INFORMATION PROVIDED:
— start —
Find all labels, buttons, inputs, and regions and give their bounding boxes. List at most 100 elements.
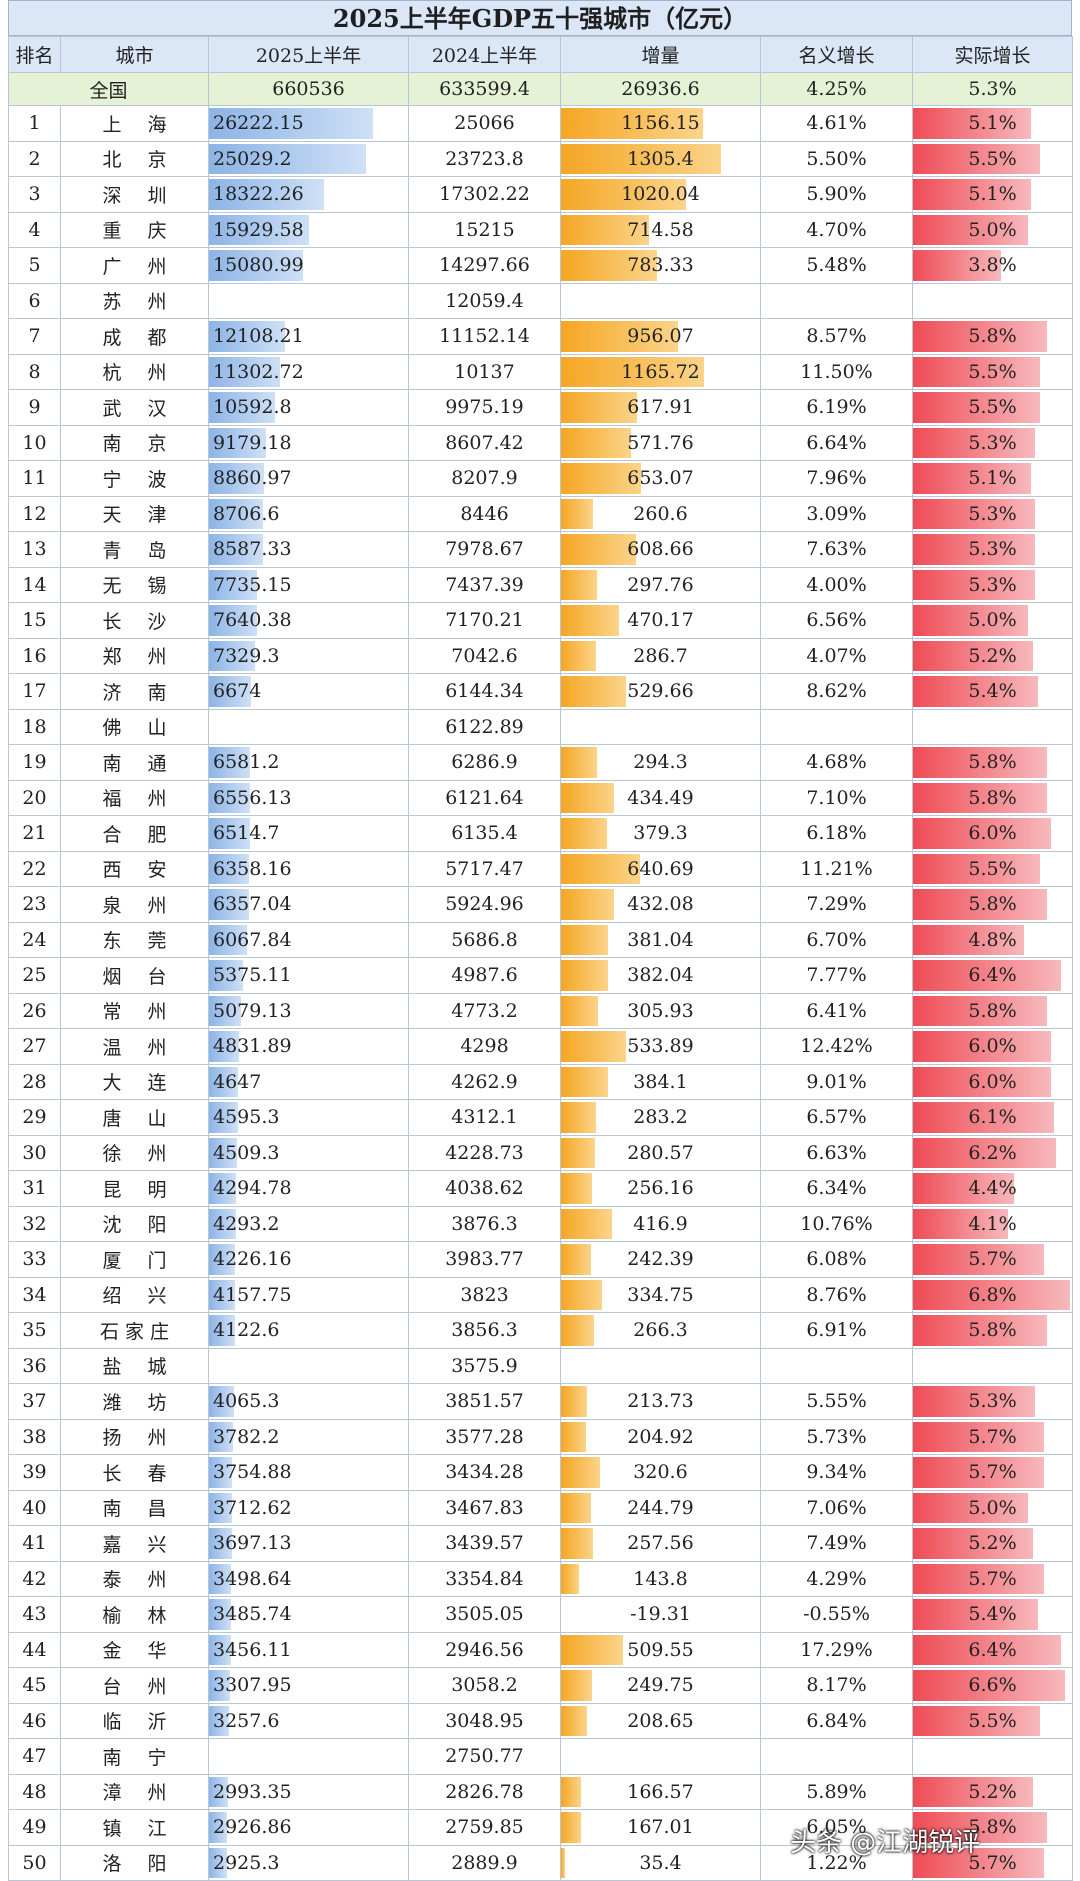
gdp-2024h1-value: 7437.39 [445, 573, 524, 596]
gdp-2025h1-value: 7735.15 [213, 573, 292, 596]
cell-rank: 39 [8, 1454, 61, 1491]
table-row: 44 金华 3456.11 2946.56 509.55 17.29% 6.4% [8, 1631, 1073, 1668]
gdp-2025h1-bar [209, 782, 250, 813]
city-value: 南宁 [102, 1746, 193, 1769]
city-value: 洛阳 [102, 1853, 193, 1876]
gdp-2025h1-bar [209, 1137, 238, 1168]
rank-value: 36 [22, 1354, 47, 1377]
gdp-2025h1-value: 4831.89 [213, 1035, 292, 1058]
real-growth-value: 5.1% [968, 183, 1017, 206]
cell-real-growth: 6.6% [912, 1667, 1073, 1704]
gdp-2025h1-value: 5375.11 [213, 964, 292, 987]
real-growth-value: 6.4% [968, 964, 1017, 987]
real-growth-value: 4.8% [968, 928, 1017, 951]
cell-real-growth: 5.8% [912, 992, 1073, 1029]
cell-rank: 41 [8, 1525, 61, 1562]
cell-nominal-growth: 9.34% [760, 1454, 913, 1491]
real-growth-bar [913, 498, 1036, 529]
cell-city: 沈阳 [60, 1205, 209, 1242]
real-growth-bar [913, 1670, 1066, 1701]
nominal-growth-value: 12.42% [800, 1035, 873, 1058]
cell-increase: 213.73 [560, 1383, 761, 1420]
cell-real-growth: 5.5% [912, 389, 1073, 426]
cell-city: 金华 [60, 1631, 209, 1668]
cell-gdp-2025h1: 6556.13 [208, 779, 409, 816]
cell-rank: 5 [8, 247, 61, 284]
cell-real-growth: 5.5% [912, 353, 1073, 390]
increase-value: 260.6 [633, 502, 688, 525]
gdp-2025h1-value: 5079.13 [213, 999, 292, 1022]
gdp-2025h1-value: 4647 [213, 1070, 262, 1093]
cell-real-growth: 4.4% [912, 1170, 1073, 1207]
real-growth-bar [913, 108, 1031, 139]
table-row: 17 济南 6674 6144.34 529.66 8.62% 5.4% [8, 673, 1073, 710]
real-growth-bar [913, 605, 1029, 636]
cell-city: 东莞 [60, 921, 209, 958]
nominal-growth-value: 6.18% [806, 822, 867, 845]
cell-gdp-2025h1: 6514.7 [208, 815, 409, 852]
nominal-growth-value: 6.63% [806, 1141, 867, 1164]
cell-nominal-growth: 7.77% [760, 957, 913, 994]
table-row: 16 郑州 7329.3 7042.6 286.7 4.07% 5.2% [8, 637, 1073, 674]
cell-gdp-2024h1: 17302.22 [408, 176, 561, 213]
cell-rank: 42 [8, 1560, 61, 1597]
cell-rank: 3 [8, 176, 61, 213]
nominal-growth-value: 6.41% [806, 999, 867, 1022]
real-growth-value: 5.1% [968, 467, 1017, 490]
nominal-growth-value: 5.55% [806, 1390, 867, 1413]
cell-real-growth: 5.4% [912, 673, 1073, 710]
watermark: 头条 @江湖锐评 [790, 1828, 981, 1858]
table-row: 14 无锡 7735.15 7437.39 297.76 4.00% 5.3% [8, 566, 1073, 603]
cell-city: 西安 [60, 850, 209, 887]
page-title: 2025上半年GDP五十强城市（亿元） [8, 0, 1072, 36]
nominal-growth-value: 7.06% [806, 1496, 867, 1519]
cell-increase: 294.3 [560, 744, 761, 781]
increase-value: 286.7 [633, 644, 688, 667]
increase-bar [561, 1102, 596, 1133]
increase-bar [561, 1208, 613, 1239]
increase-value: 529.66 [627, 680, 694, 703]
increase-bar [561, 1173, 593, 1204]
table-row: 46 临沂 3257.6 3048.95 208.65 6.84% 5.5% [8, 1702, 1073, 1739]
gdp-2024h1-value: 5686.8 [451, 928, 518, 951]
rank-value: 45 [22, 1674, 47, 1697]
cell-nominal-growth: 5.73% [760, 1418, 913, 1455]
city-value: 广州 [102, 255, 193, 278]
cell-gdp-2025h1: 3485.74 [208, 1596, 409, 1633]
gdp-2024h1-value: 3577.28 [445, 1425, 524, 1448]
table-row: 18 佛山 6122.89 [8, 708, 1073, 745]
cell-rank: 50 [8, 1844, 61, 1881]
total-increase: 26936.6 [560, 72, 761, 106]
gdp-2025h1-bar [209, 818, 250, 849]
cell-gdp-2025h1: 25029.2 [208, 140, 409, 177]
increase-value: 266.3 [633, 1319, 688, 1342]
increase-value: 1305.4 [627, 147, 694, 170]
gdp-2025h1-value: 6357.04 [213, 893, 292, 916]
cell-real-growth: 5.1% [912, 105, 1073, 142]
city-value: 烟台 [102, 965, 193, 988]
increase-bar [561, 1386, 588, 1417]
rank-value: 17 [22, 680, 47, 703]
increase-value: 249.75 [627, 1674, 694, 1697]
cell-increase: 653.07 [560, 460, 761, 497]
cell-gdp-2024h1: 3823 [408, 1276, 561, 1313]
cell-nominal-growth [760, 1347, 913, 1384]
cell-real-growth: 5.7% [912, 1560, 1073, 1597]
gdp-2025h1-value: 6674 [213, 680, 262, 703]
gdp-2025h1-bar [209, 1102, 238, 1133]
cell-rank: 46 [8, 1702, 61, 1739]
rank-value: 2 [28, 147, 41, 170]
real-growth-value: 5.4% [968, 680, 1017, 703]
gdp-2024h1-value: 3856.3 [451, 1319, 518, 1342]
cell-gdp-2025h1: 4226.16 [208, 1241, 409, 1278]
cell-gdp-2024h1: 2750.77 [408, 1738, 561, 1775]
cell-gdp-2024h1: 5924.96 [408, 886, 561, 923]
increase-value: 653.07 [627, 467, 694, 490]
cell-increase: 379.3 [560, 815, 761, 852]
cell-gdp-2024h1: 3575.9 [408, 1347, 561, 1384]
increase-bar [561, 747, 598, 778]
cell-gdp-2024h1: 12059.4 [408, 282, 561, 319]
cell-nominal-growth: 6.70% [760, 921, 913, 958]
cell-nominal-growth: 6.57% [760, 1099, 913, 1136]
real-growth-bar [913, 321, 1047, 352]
— end —
— start —
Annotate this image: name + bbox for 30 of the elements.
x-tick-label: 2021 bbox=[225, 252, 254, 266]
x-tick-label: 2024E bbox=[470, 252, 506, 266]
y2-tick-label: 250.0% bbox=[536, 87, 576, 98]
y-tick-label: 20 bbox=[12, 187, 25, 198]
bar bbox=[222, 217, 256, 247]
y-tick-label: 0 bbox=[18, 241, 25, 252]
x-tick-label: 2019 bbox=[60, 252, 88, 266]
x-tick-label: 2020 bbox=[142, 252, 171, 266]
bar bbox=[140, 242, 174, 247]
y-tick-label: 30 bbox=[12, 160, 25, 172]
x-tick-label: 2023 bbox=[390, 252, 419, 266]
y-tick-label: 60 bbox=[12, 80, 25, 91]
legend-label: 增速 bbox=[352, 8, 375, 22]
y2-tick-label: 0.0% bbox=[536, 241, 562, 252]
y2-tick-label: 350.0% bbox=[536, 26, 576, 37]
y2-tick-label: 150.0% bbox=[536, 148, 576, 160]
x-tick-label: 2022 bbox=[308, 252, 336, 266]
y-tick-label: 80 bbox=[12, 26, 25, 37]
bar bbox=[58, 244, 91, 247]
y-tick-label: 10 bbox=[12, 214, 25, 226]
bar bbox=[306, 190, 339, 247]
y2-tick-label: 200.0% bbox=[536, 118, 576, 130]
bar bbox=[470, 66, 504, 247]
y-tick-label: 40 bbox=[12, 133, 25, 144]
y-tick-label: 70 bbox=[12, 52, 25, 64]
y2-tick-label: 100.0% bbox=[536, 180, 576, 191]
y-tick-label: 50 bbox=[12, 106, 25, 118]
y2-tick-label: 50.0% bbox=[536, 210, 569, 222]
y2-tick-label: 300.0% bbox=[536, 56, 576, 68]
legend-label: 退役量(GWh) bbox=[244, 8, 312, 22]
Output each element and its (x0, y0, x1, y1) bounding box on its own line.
— end —
— start —
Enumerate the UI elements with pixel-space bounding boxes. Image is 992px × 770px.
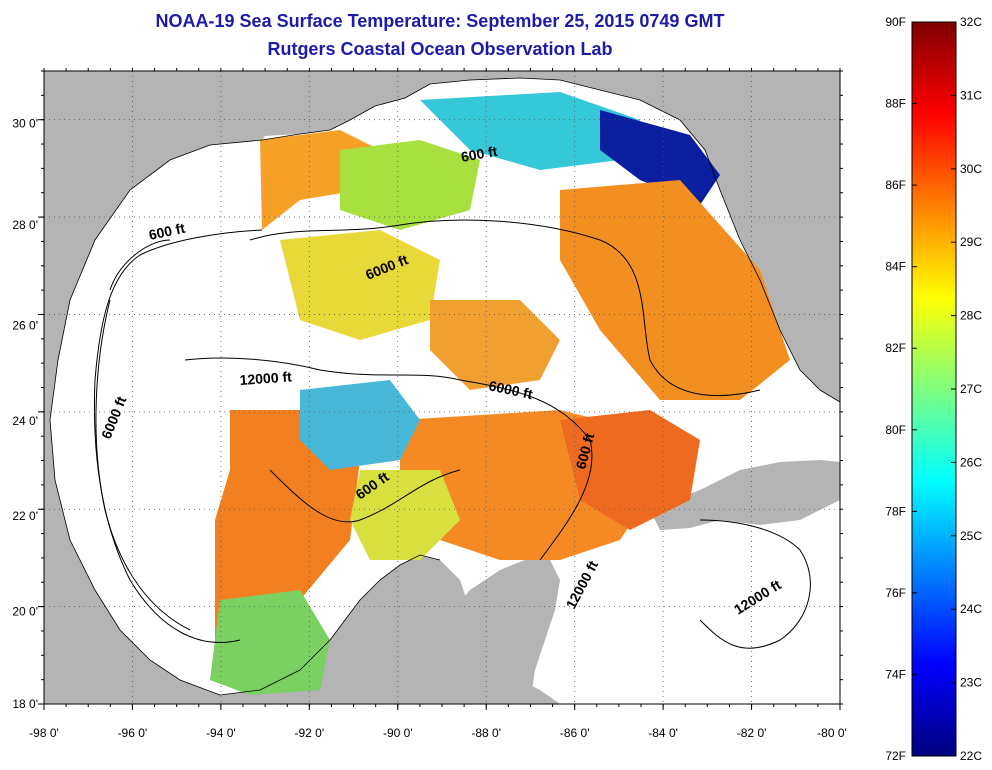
— end —
TASK PROMPT: Starting with the line with "Find all labels, buttons, inputs, and" and going on through the line with "city-value: 南宁 [102, 1746, 193, 1769]", repeat those rows with "table-row" switched to "data-row" and everything else unchanged. Leave the pictures out.

RESPONSE TO THIS EXERCISE:
Find all labels, buttons, inputs, and regions and give their bounding boxes. List at most 100 elements.
gdp-2024h1-value: 7437.39 [445, 573, 524, 596]
gdp-2025h1-value: 7735.15 [213, 573, 292, 596]
cell-rank: 39 [8, 1454, 61, 1491]
data-row: 44 金华 3456.11 2946.56 509.55 17.29% 6.4% [8, 1631, 1073, 1668]
gdp-2025h1-bar [209, 782, 250, 813]
city-value: 南宁 [102, 1746, 193, 1769]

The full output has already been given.